- [WHAT YOU ARE ASKED TO DO]:
Write out each line in which the string "Zimbabwe" is present.

- [Dataset entries]:

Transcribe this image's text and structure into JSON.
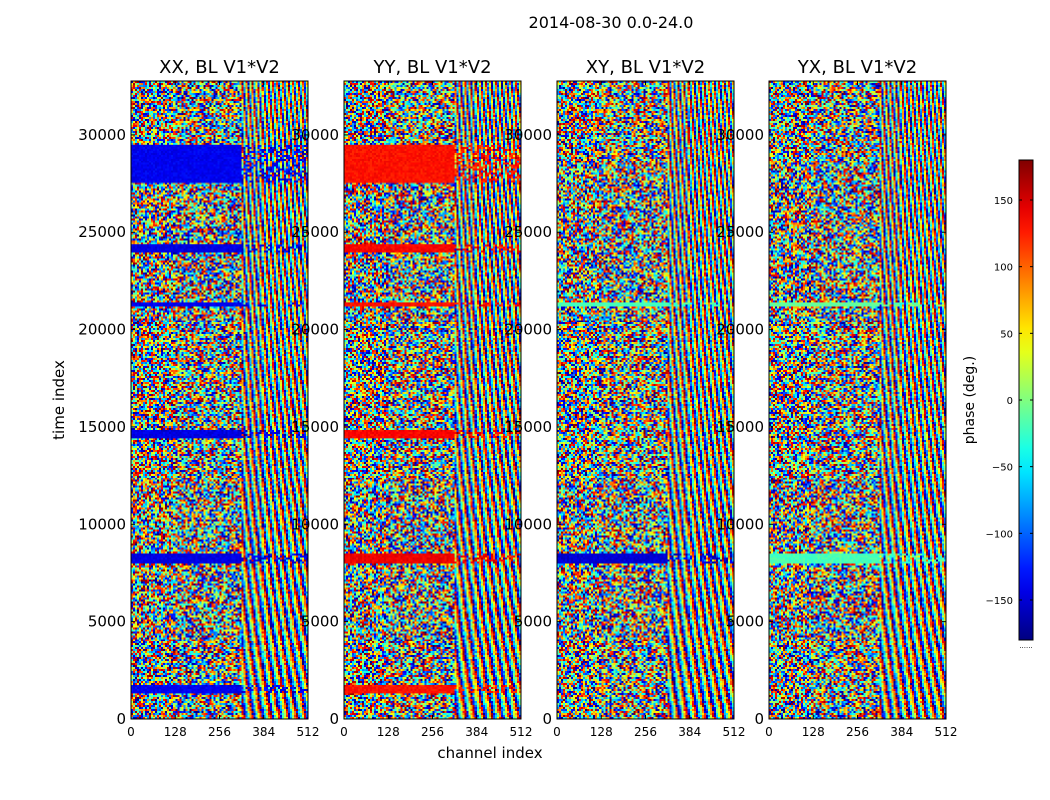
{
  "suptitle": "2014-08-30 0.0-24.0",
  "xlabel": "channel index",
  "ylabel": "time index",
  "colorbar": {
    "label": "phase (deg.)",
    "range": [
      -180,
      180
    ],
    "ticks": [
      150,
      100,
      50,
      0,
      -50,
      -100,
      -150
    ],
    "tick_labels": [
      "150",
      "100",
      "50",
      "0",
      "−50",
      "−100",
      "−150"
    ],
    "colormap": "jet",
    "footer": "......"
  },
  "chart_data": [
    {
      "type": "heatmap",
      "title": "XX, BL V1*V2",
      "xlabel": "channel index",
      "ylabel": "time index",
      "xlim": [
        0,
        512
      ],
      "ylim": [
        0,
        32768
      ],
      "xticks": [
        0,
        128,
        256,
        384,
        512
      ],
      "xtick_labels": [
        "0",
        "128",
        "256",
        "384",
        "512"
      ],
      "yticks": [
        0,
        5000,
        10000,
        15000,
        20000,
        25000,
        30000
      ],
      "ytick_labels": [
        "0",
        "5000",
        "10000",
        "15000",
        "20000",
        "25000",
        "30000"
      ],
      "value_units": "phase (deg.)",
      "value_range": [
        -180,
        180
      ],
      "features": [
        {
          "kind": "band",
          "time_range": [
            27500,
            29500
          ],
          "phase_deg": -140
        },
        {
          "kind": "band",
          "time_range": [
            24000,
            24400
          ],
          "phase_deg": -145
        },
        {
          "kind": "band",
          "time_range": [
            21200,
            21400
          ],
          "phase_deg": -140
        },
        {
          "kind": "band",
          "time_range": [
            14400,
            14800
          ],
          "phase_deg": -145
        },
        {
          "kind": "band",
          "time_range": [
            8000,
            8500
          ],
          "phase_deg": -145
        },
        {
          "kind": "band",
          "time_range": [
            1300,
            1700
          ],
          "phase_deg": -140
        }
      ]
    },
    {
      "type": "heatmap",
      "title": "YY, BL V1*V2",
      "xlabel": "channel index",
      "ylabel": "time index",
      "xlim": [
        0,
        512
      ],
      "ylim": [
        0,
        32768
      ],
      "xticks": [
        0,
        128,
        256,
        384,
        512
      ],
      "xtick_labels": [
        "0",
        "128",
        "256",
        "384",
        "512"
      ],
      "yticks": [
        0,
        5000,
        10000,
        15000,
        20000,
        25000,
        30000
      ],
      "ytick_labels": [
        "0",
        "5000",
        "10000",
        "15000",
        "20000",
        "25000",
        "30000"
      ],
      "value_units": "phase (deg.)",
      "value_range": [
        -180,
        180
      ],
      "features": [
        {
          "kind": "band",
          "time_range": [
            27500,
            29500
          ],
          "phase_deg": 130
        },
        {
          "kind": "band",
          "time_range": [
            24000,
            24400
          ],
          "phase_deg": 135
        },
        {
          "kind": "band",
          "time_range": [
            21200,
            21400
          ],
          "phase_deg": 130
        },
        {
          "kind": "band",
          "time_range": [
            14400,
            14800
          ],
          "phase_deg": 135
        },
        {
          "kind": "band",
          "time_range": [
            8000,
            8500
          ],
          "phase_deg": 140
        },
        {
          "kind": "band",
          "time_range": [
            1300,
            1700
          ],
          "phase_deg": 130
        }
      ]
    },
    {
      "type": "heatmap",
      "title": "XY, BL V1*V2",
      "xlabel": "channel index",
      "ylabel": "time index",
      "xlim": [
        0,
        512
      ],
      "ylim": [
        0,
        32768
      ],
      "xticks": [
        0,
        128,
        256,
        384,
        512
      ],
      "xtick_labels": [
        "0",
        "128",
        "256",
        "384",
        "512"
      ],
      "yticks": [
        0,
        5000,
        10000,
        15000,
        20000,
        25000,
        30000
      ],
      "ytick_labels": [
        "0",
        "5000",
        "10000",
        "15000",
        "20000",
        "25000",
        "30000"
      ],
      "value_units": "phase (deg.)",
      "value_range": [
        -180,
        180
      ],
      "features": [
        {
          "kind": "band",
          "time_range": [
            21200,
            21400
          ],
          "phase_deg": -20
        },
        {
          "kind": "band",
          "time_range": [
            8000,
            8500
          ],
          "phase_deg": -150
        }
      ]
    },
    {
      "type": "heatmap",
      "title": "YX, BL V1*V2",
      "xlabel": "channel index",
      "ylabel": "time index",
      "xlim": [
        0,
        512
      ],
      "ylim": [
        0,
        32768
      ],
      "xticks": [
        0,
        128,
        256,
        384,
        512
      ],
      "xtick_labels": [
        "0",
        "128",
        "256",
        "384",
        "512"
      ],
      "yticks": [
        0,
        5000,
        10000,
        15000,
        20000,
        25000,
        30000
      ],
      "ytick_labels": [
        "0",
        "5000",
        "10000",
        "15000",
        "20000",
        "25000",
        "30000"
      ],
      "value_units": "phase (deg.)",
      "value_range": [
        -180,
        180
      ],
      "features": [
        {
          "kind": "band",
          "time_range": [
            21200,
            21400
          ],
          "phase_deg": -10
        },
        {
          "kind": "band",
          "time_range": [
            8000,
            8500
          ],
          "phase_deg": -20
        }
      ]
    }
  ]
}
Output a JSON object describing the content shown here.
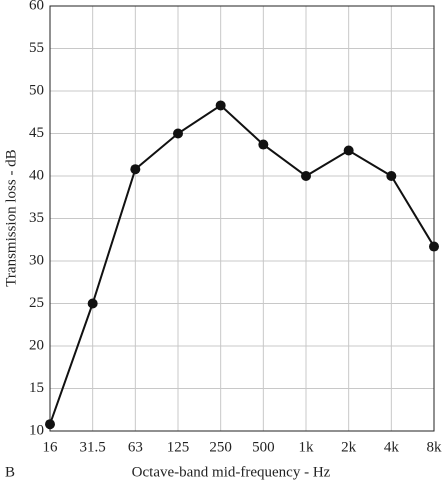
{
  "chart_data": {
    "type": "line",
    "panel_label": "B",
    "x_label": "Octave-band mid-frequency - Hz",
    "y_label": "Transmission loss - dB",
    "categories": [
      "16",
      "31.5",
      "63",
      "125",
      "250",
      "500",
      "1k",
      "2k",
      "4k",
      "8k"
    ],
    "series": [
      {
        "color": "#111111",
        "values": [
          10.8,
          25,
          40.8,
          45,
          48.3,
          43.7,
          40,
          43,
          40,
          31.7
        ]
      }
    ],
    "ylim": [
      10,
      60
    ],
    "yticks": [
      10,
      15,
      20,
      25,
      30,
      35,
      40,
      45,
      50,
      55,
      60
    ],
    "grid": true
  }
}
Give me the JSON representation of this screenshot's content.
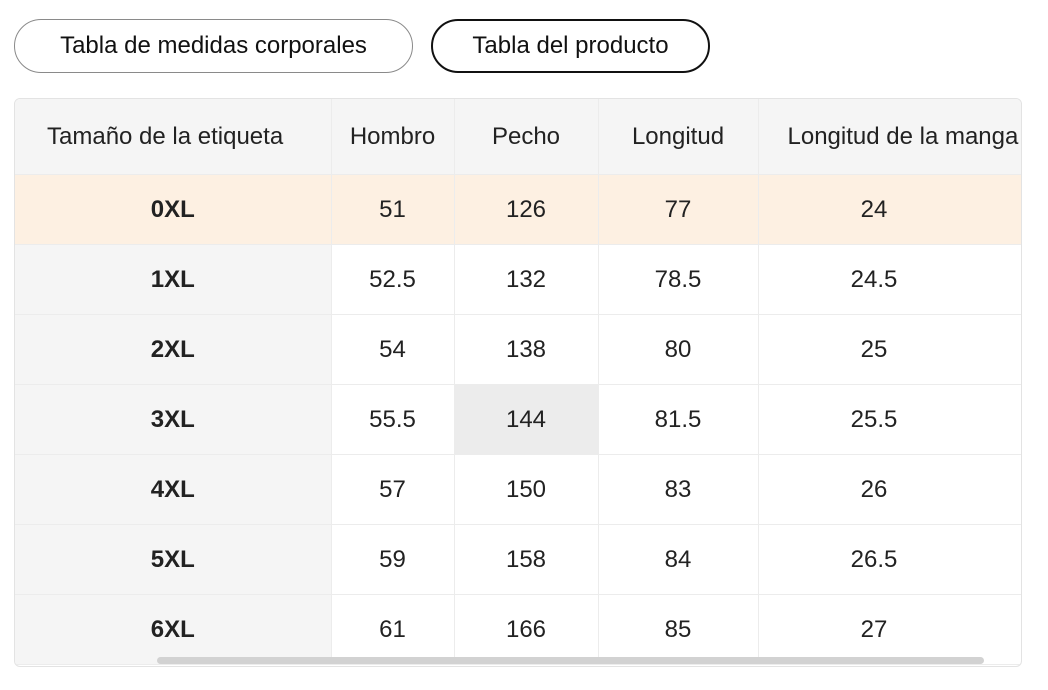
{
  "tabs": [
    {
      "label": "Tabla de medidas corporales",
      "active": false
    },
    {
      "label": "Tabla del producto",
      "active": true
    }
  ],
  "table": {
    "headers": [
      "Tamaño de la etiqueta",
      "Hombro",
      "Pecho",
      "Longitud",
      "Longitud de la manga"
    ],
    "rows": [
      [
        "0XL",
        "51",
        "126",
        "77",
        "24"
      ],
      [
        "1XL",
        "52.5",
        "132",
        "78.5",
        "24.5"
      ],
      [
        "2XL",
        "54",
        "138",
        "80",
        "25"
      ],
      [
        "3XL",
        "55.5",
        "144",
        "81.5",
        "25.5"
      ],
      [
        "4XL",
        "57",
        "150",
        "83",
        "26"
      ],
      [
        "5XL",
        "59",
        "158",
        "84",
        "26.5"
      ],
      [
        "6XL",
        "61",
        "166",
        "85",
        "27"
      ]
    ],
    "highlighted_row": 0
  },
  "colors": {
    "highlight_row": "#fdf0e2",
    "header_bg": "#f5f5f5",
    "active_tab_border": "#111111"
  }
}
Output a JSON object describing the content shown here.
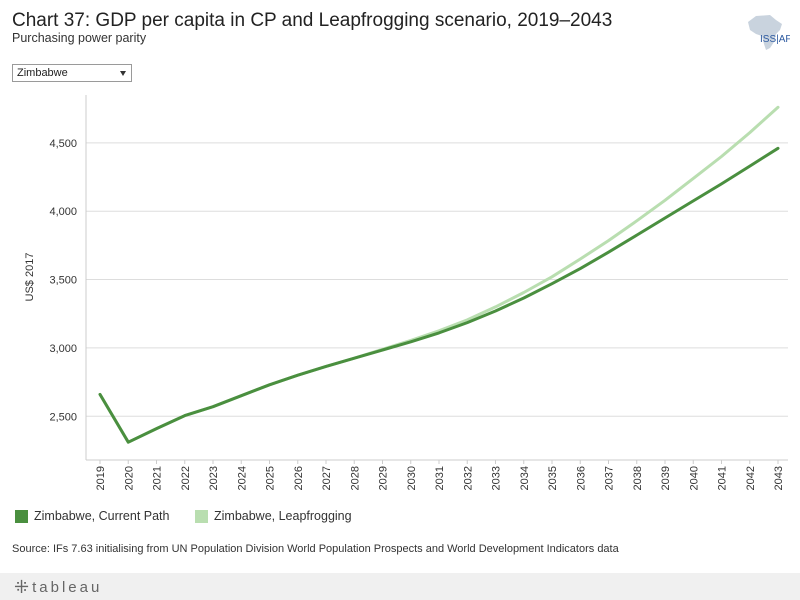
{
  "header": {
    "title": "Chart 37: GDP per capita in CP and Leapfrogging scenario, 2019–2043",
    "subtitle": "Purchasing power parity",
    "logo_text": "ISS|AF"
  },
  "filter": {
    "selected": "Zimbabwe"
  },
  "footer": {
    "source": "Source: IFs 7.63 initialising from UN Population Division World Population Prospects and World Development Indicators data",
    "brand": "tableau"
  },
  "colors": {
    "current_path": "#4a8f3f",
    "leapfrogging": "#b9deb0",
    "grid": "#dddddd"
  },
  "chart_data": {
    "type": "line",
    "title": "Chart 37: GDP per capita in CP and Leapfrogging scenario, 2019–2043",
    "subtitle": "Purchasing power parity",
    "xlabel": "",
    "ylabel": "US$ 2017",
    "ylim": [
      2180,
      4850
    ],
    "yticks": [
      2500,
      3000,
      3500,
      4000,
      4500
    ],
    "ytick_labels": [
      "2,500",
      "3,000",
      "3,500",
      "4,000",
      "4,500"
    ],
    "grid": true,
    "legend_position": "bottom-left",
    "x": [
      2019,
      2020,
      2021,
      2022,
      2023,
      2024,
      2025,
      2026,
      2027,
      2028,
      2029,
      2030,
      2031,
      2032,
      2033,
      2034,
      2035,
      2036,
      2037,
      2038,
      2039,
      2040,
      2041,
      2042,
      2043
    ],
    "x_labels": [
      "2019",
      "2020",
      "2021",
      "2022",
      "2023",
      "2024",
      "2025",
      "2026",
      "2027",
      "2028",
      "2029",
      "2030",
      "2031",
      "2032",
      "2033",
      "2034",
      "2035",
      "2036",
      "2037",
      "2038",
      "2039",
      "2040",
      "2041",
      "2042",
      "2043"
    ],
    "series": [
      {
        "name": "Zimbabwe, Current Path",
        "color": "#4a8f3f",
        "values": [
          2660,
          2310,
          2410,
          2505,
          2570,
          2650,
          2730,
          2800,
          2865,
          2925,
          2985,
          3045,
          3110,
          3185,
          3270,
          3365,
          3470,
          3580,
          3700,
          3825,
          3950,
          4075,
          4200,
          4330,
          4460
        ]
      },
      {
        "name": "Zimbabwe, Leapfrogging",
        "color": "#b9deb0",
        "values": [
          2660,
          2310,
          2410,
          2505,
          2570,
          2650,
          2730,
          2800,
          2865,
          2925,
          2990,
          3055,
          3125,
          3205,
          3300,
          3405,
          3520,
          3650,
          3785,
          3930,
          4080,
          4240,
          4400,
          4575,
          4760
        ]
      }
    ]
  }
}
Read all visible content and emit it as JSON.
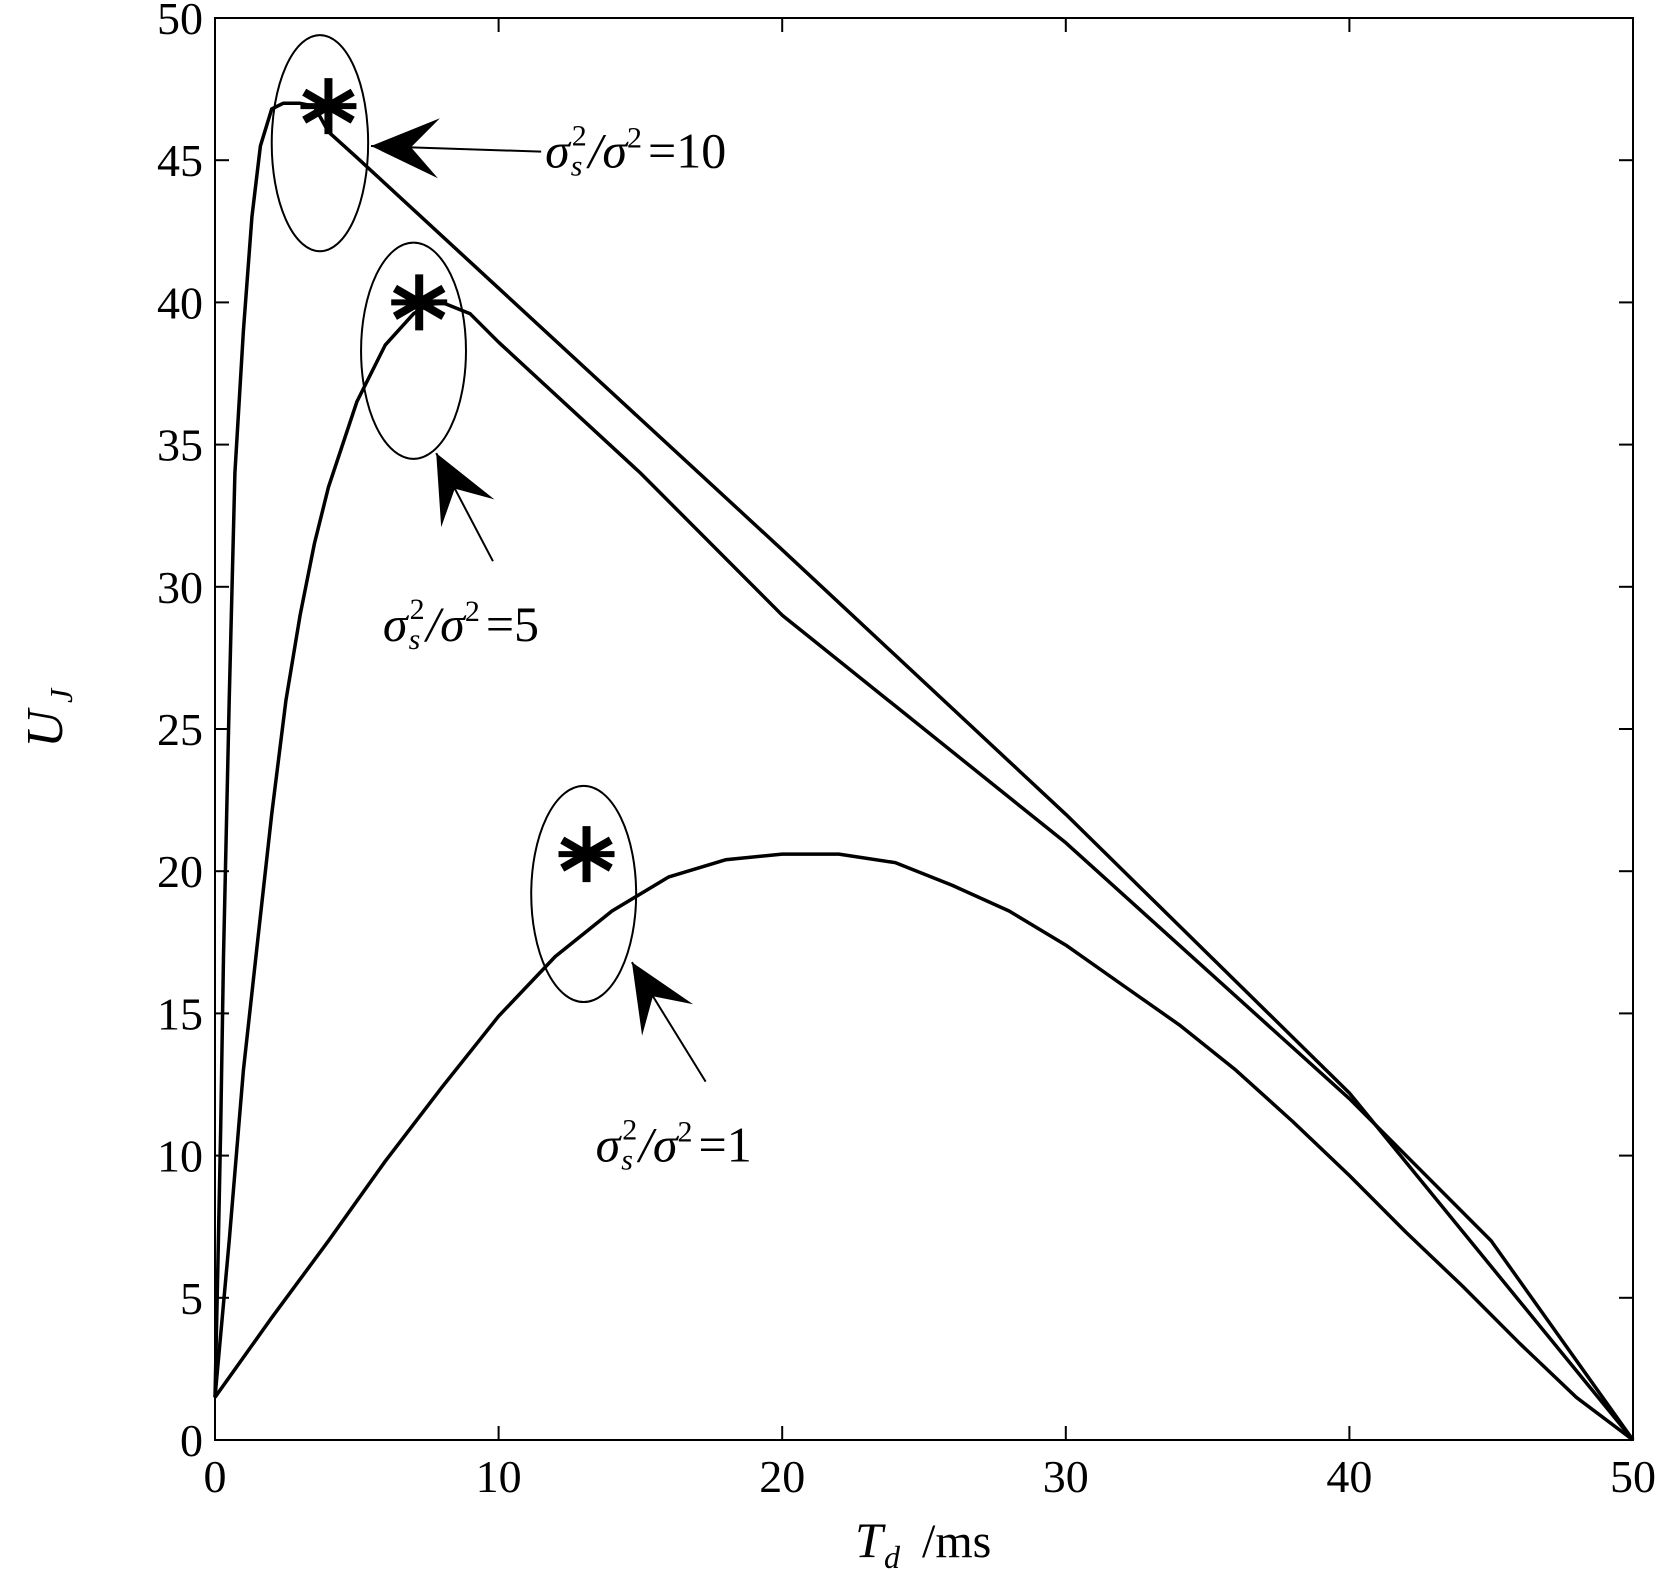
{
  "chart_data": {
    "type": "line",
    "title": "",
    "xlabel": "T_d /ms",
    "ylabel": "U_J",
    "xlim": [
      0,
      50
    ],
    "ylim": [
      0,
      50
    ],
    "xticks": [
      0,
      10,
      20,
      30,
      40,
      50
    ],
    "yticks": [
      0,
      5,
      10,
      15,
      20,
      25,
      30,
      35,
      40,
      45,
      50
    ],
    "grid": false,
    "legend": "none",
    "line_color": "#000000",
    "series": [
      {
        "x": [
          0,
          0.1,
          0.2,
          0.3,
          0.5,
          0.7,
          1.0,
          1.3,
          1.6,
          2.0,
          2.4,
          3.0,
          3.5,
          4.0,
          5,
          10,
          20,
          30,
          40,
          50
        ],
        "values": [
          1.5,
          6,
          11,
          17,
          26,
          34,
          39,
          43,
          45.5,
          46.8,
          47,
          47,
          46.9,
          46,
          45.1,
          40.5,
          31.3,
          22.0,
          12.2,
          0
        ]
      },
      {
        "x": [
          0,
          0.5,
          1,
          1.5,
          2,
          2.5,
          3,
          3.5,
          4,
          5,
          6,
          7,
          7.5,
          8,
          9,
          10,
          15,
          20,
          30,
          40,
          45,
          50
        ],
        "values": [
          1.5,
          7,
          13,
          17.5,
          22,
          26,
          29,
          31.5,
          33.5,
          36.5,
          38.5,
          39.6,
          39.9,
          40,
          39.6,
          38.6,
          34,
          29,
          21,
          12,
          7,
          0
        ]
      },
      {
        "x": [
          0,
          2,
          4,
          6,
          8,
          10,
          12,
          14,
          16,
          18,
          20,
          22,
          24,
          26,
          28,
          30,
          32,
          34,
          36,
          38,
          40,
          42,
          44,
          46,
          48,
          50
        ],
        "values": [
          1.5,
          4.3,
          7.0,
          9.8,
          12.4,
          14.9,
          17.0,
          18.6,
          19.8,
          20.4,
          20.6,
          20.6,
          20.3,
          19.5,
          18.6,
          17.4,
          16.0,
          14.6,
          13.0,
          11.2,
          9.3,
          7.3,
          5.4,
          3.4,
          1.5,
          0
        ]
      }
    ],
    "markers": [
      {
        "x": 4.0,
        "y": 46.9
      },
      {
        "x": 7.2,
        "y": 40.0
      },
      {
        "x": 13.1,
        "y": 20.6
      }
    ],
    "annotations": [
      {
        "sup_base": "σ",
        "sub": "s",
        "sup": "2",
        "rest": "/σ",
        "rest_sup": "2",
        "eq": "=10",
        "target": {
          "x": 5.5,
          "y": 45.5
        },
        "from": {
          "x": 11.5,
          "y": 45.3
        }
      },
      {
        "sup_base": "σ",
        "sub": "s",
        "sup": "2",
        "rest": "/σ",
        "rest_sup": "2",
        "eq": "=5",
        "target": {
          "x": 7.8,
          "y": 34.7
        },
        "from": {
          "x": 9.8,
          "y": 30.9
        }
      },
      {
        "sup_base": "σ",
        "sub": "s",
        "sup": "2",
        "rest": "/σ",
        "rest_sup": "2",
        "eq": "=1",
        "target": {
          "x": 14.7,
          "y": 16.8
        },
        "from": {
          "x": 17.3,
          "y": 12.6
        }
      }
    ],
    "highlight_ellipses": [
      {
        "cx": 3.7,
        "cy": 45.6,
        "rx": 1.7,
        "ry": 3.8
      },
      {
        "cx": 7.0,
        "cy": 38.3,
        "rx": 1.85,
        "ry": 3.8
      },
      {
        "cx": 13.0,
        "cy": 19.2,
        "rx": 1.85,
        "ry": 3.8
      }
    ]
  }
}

- [ANSWER TO THE PROBLEM]:
    "selected": "Zimbabwe"
        "name": "Zimbabwe, Current Path",
        "name": "Zimbabwe, Leapfrogging",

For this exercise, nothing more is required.